Task details:
Write out every entry exactly as it appears.

■ ■ ■ ■

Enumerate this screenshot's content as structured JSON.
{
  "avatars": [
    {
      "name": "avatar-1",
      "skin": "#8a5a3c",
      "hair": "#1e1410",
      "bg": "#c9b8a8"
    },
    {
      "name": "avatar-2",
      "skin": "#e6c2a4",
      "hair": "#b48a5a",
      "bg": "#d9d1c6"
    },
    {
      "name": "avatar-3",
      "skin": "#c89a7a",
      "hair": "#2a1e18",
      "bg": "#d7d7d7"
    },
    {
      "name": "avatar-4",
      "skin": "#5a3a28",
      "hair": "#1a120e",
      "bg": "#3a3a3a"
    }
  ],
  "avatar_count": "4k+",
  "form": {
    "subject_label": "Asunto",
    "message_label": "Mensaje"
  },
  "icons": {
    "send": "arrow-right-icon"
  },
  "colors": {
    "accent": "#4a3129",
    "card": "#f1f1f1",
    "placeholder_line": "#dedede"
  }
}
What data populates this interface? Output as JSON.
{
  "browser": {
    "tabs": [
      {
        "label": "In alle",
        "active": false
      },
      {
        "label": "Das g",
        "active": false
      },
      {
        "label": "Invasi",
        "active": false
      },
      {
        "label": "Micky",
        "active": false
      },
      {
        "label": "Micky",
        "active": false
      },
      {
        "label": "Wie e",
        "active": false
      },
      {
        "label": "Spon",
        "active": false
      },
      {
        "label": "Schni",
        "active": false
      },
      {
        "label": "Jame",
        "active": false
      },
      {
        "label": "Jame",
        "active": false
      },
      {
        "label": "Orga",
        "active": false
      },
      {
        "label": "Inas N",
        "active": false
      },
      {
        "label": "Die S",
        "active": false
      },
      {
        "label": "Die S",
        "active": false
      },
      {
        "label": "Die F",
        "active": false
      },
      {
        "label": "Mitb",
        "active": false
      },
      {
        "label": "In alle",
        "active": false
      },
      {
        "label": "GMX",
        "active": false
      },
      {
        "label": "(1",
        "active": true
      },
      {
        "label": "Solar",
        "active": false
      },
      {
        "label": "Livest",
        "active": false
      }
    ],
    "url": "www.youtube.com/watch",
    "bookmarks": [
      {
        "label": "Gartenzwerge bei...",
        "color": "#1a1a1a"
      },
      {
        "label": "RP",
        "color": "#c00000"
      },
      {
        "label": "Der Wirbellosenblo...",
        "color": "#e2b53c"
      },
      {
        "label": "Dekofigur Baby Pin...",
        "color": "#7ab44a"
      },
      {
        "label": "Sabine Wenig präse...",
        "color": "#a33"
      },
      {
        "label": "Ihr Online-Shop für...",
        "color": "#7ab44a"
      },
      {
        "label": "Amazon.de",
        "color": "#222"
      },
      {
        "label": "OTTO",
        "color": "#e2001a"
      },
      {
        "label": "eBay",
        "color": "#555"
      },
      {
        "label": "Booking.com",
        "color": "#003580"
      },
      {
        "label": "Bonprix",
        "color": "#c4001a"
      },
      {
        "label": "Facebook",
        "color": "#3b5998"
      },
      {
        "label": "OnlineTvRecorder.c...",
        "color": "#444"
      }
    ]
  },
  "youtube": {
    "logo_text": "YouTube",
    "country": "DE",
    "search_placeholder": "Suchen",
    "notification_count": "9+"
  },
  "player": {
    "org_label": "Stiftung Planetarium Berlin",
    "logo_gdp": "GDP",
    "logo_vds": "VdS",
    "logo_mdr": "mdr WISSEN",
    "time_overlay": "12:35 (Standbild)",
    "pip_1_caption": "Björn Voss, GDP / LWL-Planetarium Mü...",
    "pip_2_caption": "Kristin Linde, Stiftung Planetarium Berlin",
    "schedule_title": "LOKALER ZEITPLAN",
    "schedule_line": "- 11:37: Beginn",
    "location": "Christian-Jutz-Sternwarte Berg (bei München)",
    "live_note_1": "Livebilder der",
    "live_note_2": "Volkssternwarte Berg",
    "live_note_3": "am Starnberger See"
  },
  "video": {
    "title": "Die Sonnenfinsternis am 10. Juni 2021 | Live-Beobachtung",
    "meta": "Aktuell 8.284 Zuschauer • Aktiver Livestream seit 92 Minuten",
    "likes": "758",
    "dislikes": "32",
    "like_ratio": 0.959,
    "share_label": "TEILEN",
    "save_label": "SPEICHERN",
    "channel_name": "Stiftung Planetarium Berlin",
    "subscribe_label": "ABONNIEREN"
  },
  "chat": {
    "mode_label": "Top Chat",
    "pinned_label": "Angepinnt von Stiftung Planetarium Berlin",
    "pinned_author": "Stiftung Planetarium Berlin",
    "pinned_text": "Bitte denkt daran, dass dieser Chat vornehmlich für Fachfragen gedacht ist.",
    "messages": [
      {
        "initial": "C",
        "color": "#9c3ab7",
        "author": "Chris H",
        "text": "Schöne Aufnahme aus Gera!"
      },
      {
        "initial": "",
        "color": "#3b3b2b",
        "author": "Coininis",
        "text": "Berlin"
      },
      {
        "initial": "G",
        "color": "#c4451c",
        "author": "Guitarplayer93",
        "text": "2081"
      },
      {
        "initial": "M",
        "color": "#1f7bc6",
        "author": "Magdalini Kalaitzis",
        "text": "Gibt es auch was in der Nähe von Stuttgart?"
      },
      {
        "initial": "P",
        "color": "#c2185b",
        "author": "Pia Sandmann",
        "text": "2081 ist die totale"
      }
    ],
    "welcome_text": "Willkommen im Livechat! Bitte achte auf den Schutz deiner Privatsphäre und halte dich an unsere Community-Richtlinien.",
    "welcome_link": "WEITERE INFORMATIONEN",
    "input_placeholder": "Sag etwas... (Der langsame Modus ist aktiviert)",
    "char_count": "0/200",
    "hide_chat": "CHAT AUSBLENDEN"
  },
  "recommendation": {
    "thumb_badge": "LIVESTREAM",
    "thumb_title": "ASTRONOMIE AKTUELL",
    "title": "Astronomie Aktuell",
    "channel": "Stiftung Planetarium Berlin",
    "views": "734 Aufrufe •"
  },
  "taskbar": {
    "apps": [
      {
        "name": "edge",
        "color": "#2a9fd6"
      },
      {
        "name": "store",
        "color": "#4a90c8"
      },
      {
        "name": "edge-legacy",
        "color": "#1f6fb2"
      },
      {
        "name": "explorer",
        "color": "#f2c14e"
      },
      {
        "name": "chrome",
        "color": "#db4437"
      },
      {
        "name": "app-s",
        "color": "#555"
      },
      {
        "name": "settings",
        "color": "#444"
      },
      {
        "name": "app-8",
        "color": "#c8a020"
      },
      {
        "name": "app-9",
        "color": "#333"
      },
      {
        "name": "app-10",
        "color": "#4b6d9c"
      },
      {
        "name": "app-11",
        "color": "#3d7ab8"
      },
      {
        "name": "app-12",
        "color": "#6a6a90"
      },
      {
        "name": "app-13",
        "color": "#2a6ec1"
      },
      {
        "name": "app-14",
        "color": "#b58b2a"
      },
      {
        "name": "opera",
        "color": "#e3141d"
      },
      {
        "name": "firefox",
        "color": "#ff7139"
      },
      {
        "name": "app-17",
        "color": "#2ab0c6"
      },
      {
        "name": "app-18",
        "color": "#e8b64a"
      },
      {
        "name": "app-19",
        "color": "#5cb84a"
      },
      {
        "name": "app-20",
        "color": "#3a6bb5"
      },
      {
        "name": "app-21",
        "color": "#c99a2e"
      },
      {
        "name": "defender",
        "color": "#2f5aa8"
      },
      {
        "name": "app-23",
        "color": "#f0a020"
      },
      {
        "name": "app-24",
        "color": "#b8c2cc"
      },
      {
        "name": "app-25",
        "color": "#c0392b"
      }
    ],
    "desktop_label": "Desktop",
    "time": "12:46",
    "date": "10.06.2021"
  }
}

■ ■ ■ ■

In response:
Enumerate this screenshot's content as structured JSON.
{
  "avatars": [
    {
      "name": "avatar-1",
      "skin": "#8a5a3c",
      "hair": "#1e1410",
      "bg": "#c9b8a8"
    },
    {
      "name": "avatar-2",
      "skin": "#e6c2a4",
      "hair": "#b48a5a",
      "bg": "#d9d1c6"
    },
    {
      "name": "avatar-3",
      "skin": "#c89a7a",
      "hair": "#2a1e18",
      "bg": "#d7d7d7"
    },
    {
      "name": "avatar-4",
      "skin": "#5a3a28",
      "hair": "#1a120e",
      "bg": "#3a3a3a"
    }
  ],
  "avatar_count": "4k+",
  "form": {
    "subject_label": "Asunto",
    "message_label": "Mensaje"
  },
  "icons": {
    "send": "arrow-right-icon"
  },
  "colors": {
    "accent": "#4a3129",
    "card": "#f1f1f1",
    "placeholder_line": "#dedede"
  }
}
What data populates this interface? Output as JSON.
{
  "browser": {
    "tabs": [
      {
        "label": "In alle",
        "active": false
      },
      {
        "label": "Das g",
        "active": false
      },
      {
        "label": "Invasi",
        "active": false
      },
      {
        "label": "Micky",
        "active": false
      },
      {
        "label": "Micky",
        "active": false
      },
      {
        "label": "Wie e",
        "active": false
      },
      {
        "label": "Spon",
        "active": false
      },
      {
        "label": "Schni",
        "active": false
      },
      {
        "label": "Jame",
        "active": false
      },
      {
        "label": "Jame",
        "active": false
      },
      {
        "label": "Orga",
        "active": false
      },
      {
        "label": "Inas N",
        "active": false
      },
      {
        "label": "Die S",
        "active": false
      },
      {
        "label": "Die S",
        "active": false
      },
      {
        "label": "Die F",
        "active": false
      },
      {
        "label": "Mitb",
        "active": false
      },
      {
        "label": "In alle",
        "active": false
      },
      {
        "label": "GMX",
        "active": false
      },
      {
        "label": "(1",
        "active": true
      },
      {
        "label": "Solar",
        "active": false
      },
      {
        "label": "Livest",
        "active": false
      }
    ],
    "url": "www.youtube.com/watch",
    "bookmarks": [
      {
        "label": "Gartenzwerge bei...",
        "color": "#1a1a1a"
      },
      {
        "label": "RP",
        "color": "#c00000"
      },
      {
        "label": "Der Wirbellosenblo...",
        "color": "#e2b53c"
      },
      {
        "label": "Dekofigur Baby Pin...",
        "color": "#7ab44a"
      },
      {
        "label": "Sabine Wenig präse...",
        "color": "#a33"
      },
      {
        "label": "Ihr Online-Shop für...",
        "color": "#7ab44a"
      },
      {
        "label": "Amazon.de",
        "color": "#222"
      },
      {
        "label": "OTTO",
        "color": "#e2001a"
      },
      {
        "label": "eBay",
        "color": "#555"
      },
      {
        "label": "Booking.com",
        "color": "#003580"
      },
      {
        "label": "Bonprix",
        "color": "#c4001a"
      },
      {
        "label": "Facebook",
        "color": "#3b5998"
      },
      {
        "label": "OnlineTvRecorder.c...",
        "color": "#444"
      }
    ]
  },
  "youtube": {
    "logo_text": "YouTube",
    "country": "DE",
    "search_placeholder": "Suchen",
    "notification_count": "9+"
  },
  "player": {
    "org_label": "Stiftung Planetarium Berlin",
    "logo_gdp": "GDP",
    "logo_vds": "VdS",
    "logo_mdr": "mdr WISSEN",
    "time_overlay": "12:35 (Standbild)",
    "pip_1_caption": "Björn Voss, GDP / LWL-Planetarium Mü...",
    "pip_2_caption": "Kristin Linde, Stiftung Planetarium Berlin",
    "schedule_title": "LOKALER ZEITPLAN",
    "schedule_line": "- 11:37: Beginn",
    "location": "Christian-Jutz-Sternwarte Berg (bei München)",
    "live_note_1": "Livebilder der",
    "live_note_2": "Volkssternwarte Berg",
    "live_note_3": "am Starnberger See"
  },
  "video": {
    "title": "Die Sonnenfinsternis am 10. Juni 2021 | Live-Beobachtung",
    "meta": "Aktuell 8.284 Zuschauer • Aktiver Livestream seit 92 Minuten",
    "likes": "758",
    "dislikes": "32",
    "like_ratio": 0.959,
    "share_label": "TEILEN",
    "save_label": "SPEICHERN",
    "channel_name": "Stiftung Planetarium Berlin",
    "subscribe_label": "ABONNIEREN"
  },
  "chat": {
    "mode_label": "Top Chat",
    "pinned_label": "Angepinnt von Stiftung Planetarium Berlin",
    "pinned_author": "Stiftung Planetarium Berlin",
    "pinned_text": "Bitte denkt daran, dass dieser Chat vornehmlich für Fachfragen gedacht ist.",
    "messages": [
      {
        "initial": "C",
        "color": "#9c3ab7",
        "author": "Chris H",
        "text": "Schöne Aufnahme aus Gera!"
      },
      {
        "initial": "",
        "color": "#3b3b2b",
        "author": "Coininis",
        "text": "Berlin"
      },
      {
        "initial": "G",
        "color": "#c4451c",
        "author": "Guitarplayer93",
        "text": "2081"
      },
      {
        "initial": "M",
        "color": "#1f7bc6",
        "author": "Magdalini Kalaitzis",
        "text": "Gibt es auch was in der Nähe von Stuttgart?"
      },
      {
        "initial": "P",
        "color": "#c2185b",
        "author": "Pia Sandmann",
        "text": "2081 ist die totale"
      }
    ],
    "welcome_text": "Willkommen im Livechat! Bitte achte auf den Schutz deiner Privatsphäre und halte dich an unsere Community-Richtlinien.",
    "welcome_link": "WEITERE INFORMATIONEN",
    "input_placeholder": "Sag etwas... (Der langsame Modus ist aktiviert)",
    "char_count": "0/200",
    "hide_chat": "CHAT AUSBLENDEN"
  },
  "recommendation": {
    "thumb_badge": "LIVESTREAM",
    "thumb_title": "ASTRONOMIE AKTUELL",
    "title": "Astronomie Aktuell",
    "channel": "Stiftung Planetarium Berlin",
    "views": "734 Aufrufe •"
  },
  "taskbar": {
    "apps": [
      {
        "name": "edge",
        "color": "#2a9fd6"
      },
      {
        "name": "store",
        "color": "#4a90c8"
      },
      {
        "name": "edge-legacy",
        "color": "#1f6fb2"
      },
      {
        "name": "explorer",
        "color": "#f2c14e"
      },
      {
        "name": "chrome",
        "color": "#db4437"
      },
      {
        "name": "app-s",
        "color": "#555"
      },
      {
        "name": "settings",
        "color": "#444"
      },
      {
        "name": "app-8",
        "color": "#c8a020"
      },
      {
        "name": "app-9",
        "color": "#333"
      },
      {
        "name": "app-10",
        "color": "#4b6d9c"
      },
      {
        "name": "app-11",
        "color": "#3d7ab8"
      },
      {
        "name": "app-12",
        "color": "#6a6a90"
      },
      {
        "name": "app-13",
        "color": "#2a6ec1"
      },
      {
        "name": "app-14",
        "color": "#b58b2a"
      },
      {
        "name": "opera",
        "color": "#e3141d"
      },
      {
        "name": "firefox",
        "color": "#ff7139"
      },
      {
        "name": "app-17",
        "color": "#2ab0c6"
      },
      {
        "name": "app-18",
        "color": "#e8b64a"
      },
      {
        "name": "app-19",
        "color": "#5cb84a"
      },
      {
        "name": "app-20",
        "color": "#3a6bb5"
      },
      {
        "name": "app-21",
        "color": "#c99a2e"
      },
      {
        "name": "defender",
        "color": "#2f5aa8"
      },
      {
        "name": "app-23",
        "color": "#f0a020"
      },
      {
        "name": "app-24",
        "color": "#b8c2cc"
      },
      {
        "name": "app-25",
        "color": "#c0392b"
      }
    ],
    "desktop_label": "Desktop",
    "time": "12:46",
    "date": "10.06.2021"
  }
}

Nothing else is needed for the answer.